Would you return all of this data exactly, leaving nothing out?

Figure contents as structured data
━━━━━━━━

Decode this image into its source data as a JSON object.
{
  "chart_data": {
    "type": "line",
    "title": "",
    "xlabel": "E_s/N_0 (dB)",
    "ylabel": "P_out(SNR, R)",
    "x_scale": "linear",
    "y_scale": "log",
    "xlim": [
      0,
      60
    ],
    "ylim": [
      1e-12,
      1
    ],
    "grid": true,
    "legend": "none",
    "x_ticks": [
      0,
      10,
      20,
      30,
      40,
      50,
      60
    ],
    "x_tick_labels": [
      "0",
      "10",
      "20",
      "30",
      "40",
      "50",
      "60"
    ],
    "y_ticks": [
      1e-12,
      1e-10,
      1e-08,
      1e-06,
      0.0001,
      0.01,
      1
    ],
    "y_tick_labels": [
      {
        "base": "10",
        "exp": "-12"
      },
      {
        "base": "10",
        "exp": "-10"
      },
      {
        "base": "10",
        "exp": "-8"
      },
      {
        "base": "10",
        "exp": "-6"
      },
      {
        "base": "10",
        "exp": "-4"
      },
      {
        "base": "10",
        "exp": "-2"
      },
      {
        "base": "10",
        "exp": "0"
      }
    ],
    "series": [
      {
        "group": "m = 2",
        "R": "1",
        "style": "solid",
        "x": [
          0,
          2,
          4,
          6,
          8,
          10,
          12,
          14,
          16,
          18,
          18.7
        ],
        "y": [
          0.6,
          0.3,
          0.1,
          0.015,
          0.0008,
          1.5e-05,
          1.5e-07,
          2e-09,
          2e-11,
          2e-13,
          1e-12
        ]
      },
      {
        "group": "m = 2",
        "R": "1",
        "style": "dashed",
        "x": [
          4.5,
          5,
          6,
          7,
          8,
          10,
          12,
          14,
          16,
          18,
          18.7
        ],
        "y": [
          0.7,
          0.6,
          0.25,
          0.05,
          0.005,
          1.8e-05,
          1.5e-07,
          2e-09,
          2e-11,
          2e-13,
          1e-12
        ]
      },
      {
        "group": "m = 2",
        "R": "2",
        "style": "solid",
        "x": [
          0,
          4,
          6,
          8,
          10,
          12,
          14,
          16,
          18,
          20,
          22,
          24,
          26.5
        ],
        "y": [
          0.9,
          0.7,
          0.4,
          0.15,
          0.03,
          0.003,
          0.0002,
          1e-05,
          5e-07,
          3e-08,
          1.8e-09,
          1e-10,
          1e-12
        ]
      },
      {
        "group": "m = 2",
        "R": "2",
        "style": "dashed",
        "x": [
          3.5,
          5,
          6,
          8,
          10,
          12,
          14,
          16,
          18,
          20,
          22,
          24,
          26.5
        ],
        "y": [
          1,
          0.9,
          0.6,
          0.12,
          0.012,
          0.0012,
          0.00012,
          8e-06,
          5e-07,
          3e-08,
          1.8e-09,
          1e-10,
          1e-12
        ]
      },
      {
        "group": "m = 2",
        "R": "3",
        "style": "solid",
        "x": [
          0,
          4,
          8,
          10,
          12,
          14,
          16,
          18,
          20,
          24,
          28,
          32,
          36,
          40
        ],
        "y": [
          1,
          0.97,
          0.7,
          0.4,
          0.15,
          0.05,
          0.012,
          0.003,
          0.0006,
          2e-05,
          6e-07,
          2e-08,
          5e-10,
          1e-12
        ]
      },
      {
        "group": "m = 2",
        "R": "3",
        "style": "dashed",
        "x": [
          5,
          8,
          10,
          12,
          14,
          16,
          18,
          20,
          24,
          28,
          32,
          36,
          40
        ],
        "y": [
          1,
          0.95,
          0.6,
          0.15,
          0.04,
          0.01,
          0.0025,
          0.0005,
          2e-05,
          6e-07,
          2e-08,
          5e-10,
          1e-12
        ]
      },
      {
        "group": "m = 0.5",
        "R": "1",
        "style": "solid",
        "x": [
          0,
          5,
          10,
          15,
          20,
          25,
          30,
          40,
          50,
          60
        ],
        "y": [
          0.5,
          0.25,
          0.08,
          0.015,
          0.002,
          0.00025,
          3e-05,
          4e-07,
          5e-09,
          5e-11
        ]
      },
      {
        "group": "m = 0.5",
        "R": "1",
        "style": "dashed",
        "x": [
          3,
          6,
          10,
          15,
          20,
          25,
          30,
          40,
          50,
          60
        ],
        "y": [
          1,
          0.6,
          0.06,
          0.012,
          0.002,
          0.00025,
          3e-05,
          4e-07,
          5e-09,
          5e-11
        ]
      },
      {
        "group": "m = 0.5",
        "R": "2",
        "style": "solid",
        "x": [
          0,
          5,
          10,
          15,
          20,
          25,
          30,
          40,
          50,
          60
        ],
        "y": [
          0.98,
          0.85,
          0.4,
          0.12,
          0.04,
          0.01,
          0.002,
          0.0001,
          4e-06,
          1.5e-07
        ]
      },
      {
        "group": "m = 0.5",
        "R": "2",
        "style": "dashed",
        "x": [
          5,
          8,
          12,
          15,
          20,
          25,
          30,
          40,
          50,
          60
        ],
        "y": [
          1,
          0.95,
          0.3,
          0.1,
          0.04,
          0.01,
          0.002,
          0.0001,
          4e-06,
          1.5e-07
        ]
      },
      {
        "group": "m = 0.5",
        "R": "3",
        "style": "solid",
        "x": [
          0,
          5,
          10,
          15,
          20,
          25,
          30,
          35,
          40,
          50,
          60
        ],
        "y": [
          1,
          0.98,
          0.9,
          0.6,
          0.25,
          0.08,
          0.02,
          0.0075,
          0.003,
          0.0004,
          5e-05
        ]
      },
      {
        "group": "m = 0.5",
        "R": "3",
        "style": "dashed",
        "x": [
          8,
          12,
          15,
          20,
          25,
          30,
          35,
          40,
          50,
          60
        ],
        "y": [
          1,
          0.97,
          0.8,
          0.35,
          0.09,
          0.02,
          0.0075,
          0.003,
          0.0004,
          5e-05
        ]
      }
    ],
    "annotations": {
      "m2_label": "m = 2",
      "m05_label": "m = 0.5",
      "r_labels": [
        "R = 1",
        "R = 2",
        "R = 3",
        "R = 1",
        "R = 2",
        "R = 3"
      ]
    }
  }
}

━━━━━━━━

* **Response for this exercise**
Decode this image into its source data as a JSON object.
{
  "chart_data": {
    "type": "line",
    "title": "",
    "xlabel": "E_s/N_0 (dB)",
    "ylabel": "P_out(SNR, R)",
    "x_scale": "linear",
    "y_scale": "log",
    "xlim": [
      0,
      60
    ],
    "ylim": [
      1e-12,
      1
    ],
    "grid": true,
    "legend": "none",
    "x_ticks": [
      0,
      10,
      20,
      30,
      40,
      50,
      60
    ],
    "x_tick_labels": [
      "0",
      "10",
      "20",
      "30",
      "40",
      "50",
      "60"
    ],
    "y_ticks": [
      1e-12,
      1e-10,
      1e-08,
      1e-06,
      0.0001,
      0.01,
      1
    ],
    "y_tick_labels": [
      {
        "base": "10",
        "exp": "-12"
      },
      {
        "base": "10",
        "exp": "-10"
      },
      {
        "base": "10",
        "exp": "-8"
      },
      {
        "base": "10",
        "exp": "-6"
      },
      {
        "base": "10",
        "exp": "-4"
      },
      {
        "base": "10",
        "exp": "-2"
      },
      {
        "base": "10",
        "exp": "0"
      }
    ],
    "series": [
      {
        "group": "m = 2",
        "R": "1",
        "style": "solid",
        "x": [
          0,
          2,
          4,
          6,
          8,
          10,
          12,
          14,
          16,
          18,
          18.7
        ],
        "y": [
          0.6,
          0.3,
          0.1,
          0.015,
          0.0008,
          1.5e-05,
          1.5e-07,
          2e-09,
          2e-11,
          2e-13,
          1e-12
        ]
      },
      {
        "group": "m = 2",
        "R": "1",
        "style": "dashed",
        "x": [
          4.5,
          5,
          6,
          7,
          8,
          10,
          12,
          14,
          16,
          18,
          18.7
        ],
        "y": [
          0.7,
          0.6,
          0.25,
          0.05,
          0.005,
          1.8e-05,
          1.5e-07,
          2e-09,
          2e-11,
          2e-13,
          1e-12
        ]
      },
      {
        "group": "m = 2",
        "R": "2",
        "style": "solid",
        "x": [
          0,
          4,
          6,
          8,
          10,
          12,
          14,
          16,
          18,
          20,
          22,
          24,
          26.5
        ],
        "y": [
          0.9,
          0.7,
          0.4,
          0.15,
          0.03,
          0.003,
          0.0002,
          1e-05,
          5e-07,
          3e-08,
          1.8e-09,
          1e-10,
          1e-12
        ]
      },
      {
        "group": "m = 2",
        "R": "2",
        "style": "dashed",
        "x": [
          3.5,
          5,
          6,
          8,
          10,
          12,
          14,
          16,
          18,
          20,
          22,
          24,
          26.5
        ],
        "y": [
          1,
          0.9,
          0.6,
          0.12,
          0.012,
          0.0012,
          0.00012,
          8e-06,
          5e-07,
          3e-08,
          1.8e-09,
          1e-10,
          1e-12
        ]
      },
      {
        "group": "m = 2",
        "R": "3",
        "style": "solid",
        "x": [
          0,
          4,
          8,
          10,
          12,
          14,
          16,
          18,
          20,
          24,
          28,
          32,
          36,
          40
        ],
        "y": [
          1,
          0.97,
          0.7,
          0.4,
          0.15,
          0.05,
          0.012,
          0.003,
          0.0006,
          2e-05,
          6e-07,
          2e-08,
          5e-10,
          1e-12
        ]
      },
      {
        "group": "m = 2",
        "R": "3",
        "style": "dashed",
        "x": [
          5,
          8,
          10,
          12,
          14,
          16,
          18,
          20,
          24,
          28,
          32,
          36,
          40
        ],
        "y": [
          1,
          0.95,
          0.6,
          0.15,
          0.04,
          0.01,
          0.0025,
          0.0005,
          2e-05,
          6e-07,
          2e-08,
          5e-10,
          1e-12
        ]
      },
      {
        "group": "m = 0.5",
        "R": "1",
        "style": "solid",
        "x": [
          0,
          5,
          10,
          15,
          20,
          25,
          30,
          40,
          50,
          60
        ],
        "y": [
          0.5,
          0.25,
          0.08,
          0.015,
          0.002,
          0.00025,
          3e-05,
          4e-07,
          5e-09,
          5e-11
        ]
      },
      {
        "group": "m = 0.5",
        "R": "1",
        "style": "dashed",
        "x": [
          3,
          6,
          10,
          15,
          20,
          25,
          30,
          40,
          50,
          60
        ],
        "y": [
          1,
          0.6,
          0.06,
          0.012,
          0.002,
          0.00025,
          3e-05,
          4e-07,
          5e-09,
          5e-11
        ]
      },
      {
        "group": "m = 0.5",
        "R": "2",
        "style": "solid",
        "x": [
          0,
          5,
          10,
          15,
          20,
          25,
          30,
          40,
          50,
          60
        ],
        "y": [
          0.98,
          0.85,
          0.4,
          0.12,
          0.04,
          0.01,
          0.002,
          0.0001,
          4e-06,
          1.5e-07
        ]
      },
      {
        "group": "m = 0.5",
        "R": "2",
        "style": "dashed",
        "x": [
          5,
          8,
          12,
          15,
          20,
          25,
          30,
          40,
          50,
          60
        ],
        "y": [
          1,
          0.95,
          0.3,
          0.1,
          0.04,
          0.01,
          0.002,
          0.0001,
          4e-06,
          1.5e-07
        ]
      },
      {
        "group": "m = 0.5",
        "R": "3",
        "style": "solid",
        "x": [
          0,
          5,
          10,
          15,
          20,
          25,
          30,
          35,
          40,
          50,
          60
        ],
        "y": [
          1,
          0.98,
          0.9,
          0.6,
          0.25,
          0.08,
          0.02,
          0.0075,
          0.003,
          0.0004,
          5e-05
        ]
      },
      {
        "group": "m = 0.5",
        "R": "3",
        "style": "dashed",
        "x": [
          8,
          12,
          15,
          20,
          25,
          30,
          35,
          40,
          50,
          60
        ],
        "y": [
          1,
          0.97,
          0.8,
          0.35,
          0.09,
          0.02,
          0.0075,
          0.003,
          0.0004,
          5e-05
        ]
      }
    ],
    "annotations": {
      "m2_label": "m = 2",
      "m05_label": "m = 0.5",
      "r_labels": [
        "R = 1",
        "R = 2",
        "R = 3",
        "R = 1",
        "R = 2",
        "R = 3"
      ]
    }
  }
}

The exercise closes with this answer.